▶ [STATED PROBLEM]
Determine which lines contain the word "soubor", then copy those lines.

▶ [TASK INPUTS]
___

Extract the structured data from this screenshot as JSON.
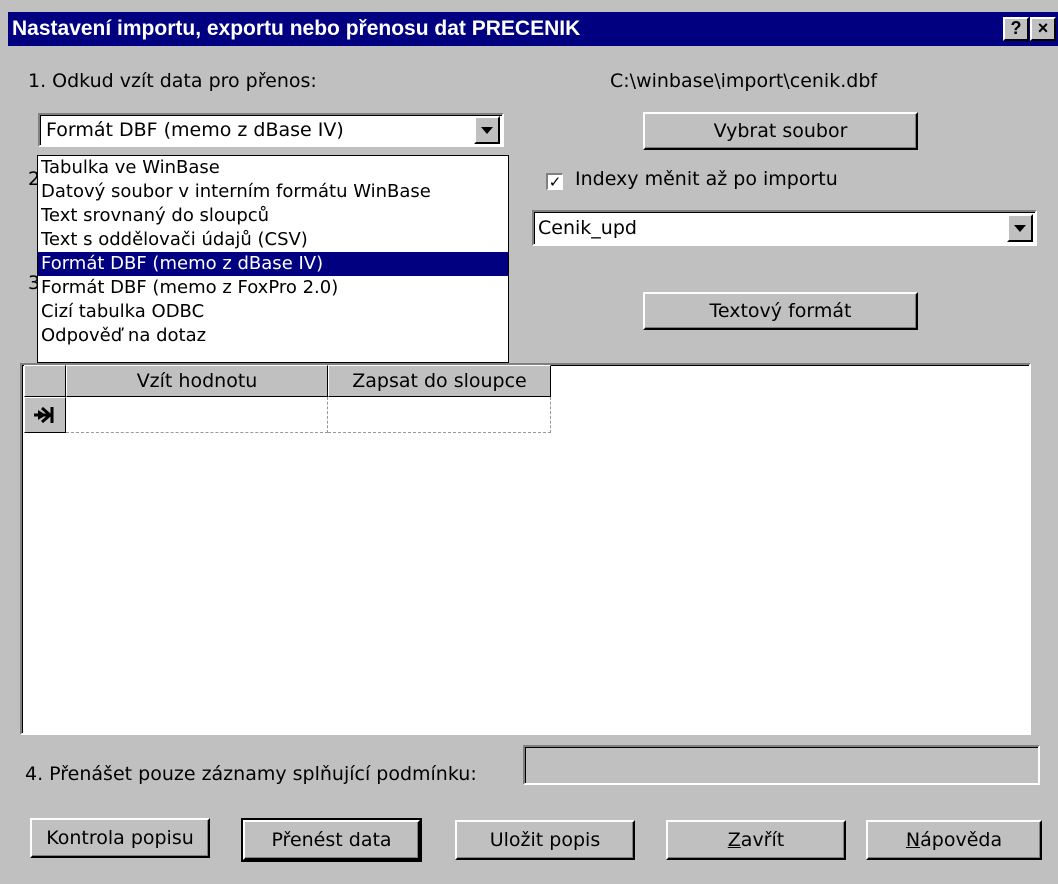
{
  "window": {
    "title": "Nastavení importu, exportu nebo přenosu dat PRECENIK",
    "help_btn": "?",
    "close_btn": "×"
  },
  "section1": {
    "label": "1. Odkud vzít data pro přenos:",
    "file_path": "C:\\winbase\\import\\cenik.dbf",
    "source_select_value": "Formát DBF (memo z dBase IV)",
    "select_file_button": "Vybrat soubor",
    "source_options": [
      "Tabulka ve WinBase",
      "Datový soubor v interním formátu WinBase",
      "Text srovnaný do sloupců",
      "Text s oddělovači údajů (CSV)",
      "Formát DBF (memo z dBase IV)",
      "Formát DBF (memo z FoxPro 2.0)",
      "Cizí tabulka ODBC",
      "Odpověď na dotaz"
    ],
    "selected_index": 4
  },
  "section2": {
    "label_prefix": "2",
    "index_checkbox_label": "Indexy měnit až po importu",
    "index_checked": true,
    "target_select_value": "Cenik_upd"
  },
  "section3": {
    "label_prefix": "3",
    "text_format_button": "Textový formát"
  },
  "grid": {
    "columns": [
      "Vzít hodnotu",
      "Zapsat do sloupce"
    ]
  },
  "section4": {
    "label": "4. Přenášet pouze záznamy splňující podmínku:",
    "condition_value": ""
  },
  "buttons": {
    "check": "Kontrola popisu",
    "transfer": "Přenést data",
    "save": "Uložit popis",
    "close_u": "Z",
    "close_rest": "avřít",
    "help_u": "N",
    "help_rest": "ápověda"
  },
  "icons": {
    "row_marker": "arrow-right-icon",
    "dropdown": "chevron-down-icon"
  }
}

___

▶ [RESPONSE BELOW]
    "select_file_button": "Vybrat soubor",
      "Datový soubor v interním formátu WinBase",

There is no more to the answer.